[Records]
━━━━━━━━
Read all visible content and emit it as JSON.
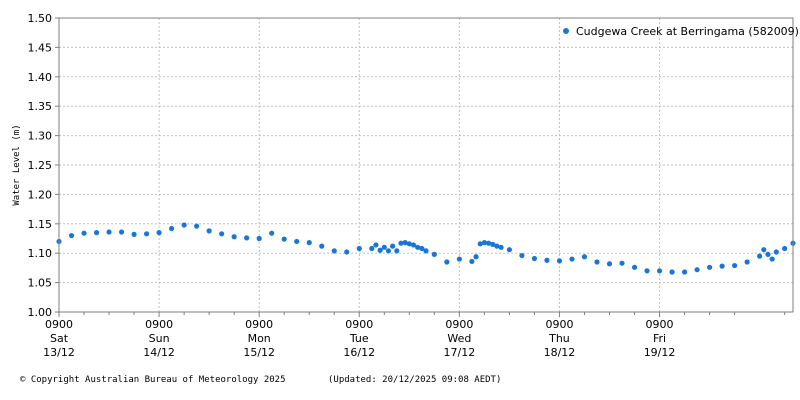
{
  "chart_data": {
    "type": "scatter",
    "ylabel": "Water Level (m)",
    "ylim": [
      1.0,
      1.5
    ],
    "y_ticks": [
      "1.00",
      "1.05",
      "1.10",
      "1.15",
      "1.20",
      "1.25",
      "1.30",
      "1.35",
      "1.40",
      "1.45",
      "1.50"
    ],
    "xlim_hours": [
      0,
      176
    ],
    "x_ticks": [
      {
        "time": "0900",
        "day": "Sat",
        "date": "13/12"
      },
      {
        "time": "0900",
        "day": "Sun",
        "date": "14/12"
      },
      {
        "time": "0900",
        "day": "Mon",
        "date": "15/12"
      },
      {
        "time": "0900",
        "day": "Tue",
        "date": "16/12"
      },
      {
        "time": "0900",
        "day": "Wed",
        "date": "17/12"
      },
      {
        "time": "0900",
        "day": "Thu",
        "date": "18/12"
      },
      {
        "time": "0900",
        "day": "Fri",
        "date": "19/12"
      }
    ],
    "grid": true,
    "legend_position": "top-right",
    "series": [
      {
        "name": "Cudgewa Creek at Berringama (582009)",
        "color": "#1a75d9",
        "x_hours": [
          0,
          3,
          6,
          9,
          12,
          15,
          18,
          21,
          24,
          27,
          30,
          33,
          36,
          39,
          42,
          45,
          48,
          51,
          54,
          57,
          60,
          63,
          66,
          69,
          72,
          75,
          76,
          77,
          78,
          79,
          80,
          81,
          82,
          83,
          84,
          85,
          86,
          87,
          88,
          90,
          93,
          96,
          99,
          100,
          101,
          102,
          103,
          104,
          105,
          106,
          108,
          111,
          114,
          117,
          120,
          123,
          126,
          129,
          132,
          135,
          138,
          141,
          144,
          147,
          150,
          153,
          156,
          159,
          162,
          165,
          168,
          169,
          170,
          171,
          172,
          174,
          176
        ],
        "y": [
          1.12,
          1.13,
          1.134,
          1.135,
          1.136,
          1.136,
          1.132,
          1.133,
          1.135,
          1.142,
          1.148,
          1.146,
          1.138,
          1.133,
          1.128,
          1.126,
          1.125,
          1.134,
          1.124,
          1.12,
          1.118,
          1.112,
          1.104,
          1.102,
          1.108,
          1.108,
          1.114,
          1.105,
          1.11,
          1.104,
          1.112,
          1.104,
          1.117,
          1.118,
          1.116,
          1.114,
          1.11,
          1.108,
          1.104,
          1.098,
          1.085,
          1.09,
          1.086,
          1.094,
          1.116,
          1.118,
          1.117,
          1.115,
          1.112,
          1.11,
          1.106,
          1.096,
          1.091,
          1.088,
          1.087,
          1.09,
          1.094,
          1.085,
          1.082,
          1.083,
          1.076,
          1.07,
          1.07,
          1.068,
          1.068,
          1.072,
          1.076,
          1.078,
          1.079,
          1.085,
          1.095,
          1.106,
          1.098,
          1.09,
          1.102,
          1.108,
          1.117
        ]
      }
    ]
  },
  "footer": {
    "copyright": "© Copyright Australian Bureau of Meteorology 2025",
    "updated": "(Updated: 20/12/2025 09:08 AEDT)"
  }
}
━━━━━━━━
[The exercise]
Copy out each line exactly, without the pictures.

[Written solution]
Read all visible content and emit it as JSON.
{
  "chart_data": {
    "type": "scatter",
    "ylabel": "Water Level (m)",
    "ylim": [
      1.0,
      1.5
    ],
    "y_ticks": [
      "1.00",
      "1.05",
      "1.10",
      "1.15",
      "1.20",
      "1.25",
      "1.30",
      "1.35",
      "1.40",
      "1.45",
      "1.50"
    ],
    "xlim_hours": [
      0,
      176
    ],
    "x_ticks": [
      {
        "time": "0900",
        "day": "Sat",
        "date": "13/12"
      },
      {
        "time": "0900",
        "day": "Sun",
        "date": "14/12"
      },
      {
        "time": "0900",
        "day": "Mon",
        "date": "15/12"
      },
      {
        "time": "0900",
        "day": "Tue",
        "date": "16/12"
      },
      {
        "time": "0900",
        "day": "Wed",
        "date": "17/12"
      },
      {
        "time": "0900",
        "day": "Thu",
        "date": "18/12"
      },
      {
        "time": "0900",
        "day": "Fri",
        "date": "19/12"
      }
    ],
    "grid": true,
    "legend_position": "top-right",
    "series": [
      {
        "name": "Cudgewa Creek at Berringama (582009)",
        "color": "#1a75d9",
        "x_hours": [
          0,
          3,
          6,
          9,
          12,
          15,
          18,
          21,
          24,
          27,
          30,
          33,
          36,
          39,
          42,
          45,
          48,
          51,
          54,
          57,
          60,
          63,
          66,
          69,
          72,
          75,
          76,
          77,
          78,
          79,
          80,
          81,
          82,
          83,
          84,
          85,
          86,
          87,
          88,
          90,
          93,
          96,
          99,
          100,
          101,
          102,
          103,
          104,
          105,
          106,
          108,
          111,
          114,
          117,
          120,
          123,
          126,
          129,
          132,
          135,
          138,
          141,
          144,
          147,
          150,
          153,
          156,
          159,
          162,
          165,
          168,
          169,
          170,
          171,
          172,
          174,
          176
        ],
        "y": [
          1.12,
          1.13,
          1.134,
          1.135,
          1.136,
          1.136,
          1.132,
          1.133,
          1.135,
          1.142,
          1.148,
          1.146,
          1.138,
          1.133,
          1.128,
          1.126,
          1.125,
          1.134,
          1.124,
          1.12,
          1.118,
          1.112,
          1.104,
          1.102,
          1.108,
          1.108,
          1.114,
          1.105,
          1.11,
          1.104,
          1.112,
          1.104,
          1.117,
          1.118,
          1.116,
          1.114,
          1.11,
          1.108,
          1.104,
          1.098,
          1.085,
          1.09,
          1.086,
          1.094,
          1.116,
          1.118,
          1.117,
          1.115,
          1.112,
          1.11,
          1.106,
          1.096,
          1.091,
          1.088,
          1.087,
          1.09,
          1.094,
          1.085,
          1.082,
          1.083,
          1.076,
          1.07,
          1.07,
          1.068,
          1.068,
          1.072,
          1.076,
          1.078,
          1.079,
          1.085,
          1.095,
          1.106,
          1.098,
          1.09,
          1.102,
          1.108,
          1.117
        ]
      }
    ]
  },
  "footer": {
    "copyright": "© Copyright Australian Bureau of Meteorology 2025",
    "updated": "(Updated: 20/12/2025 09:08 AEDT)"
  }
}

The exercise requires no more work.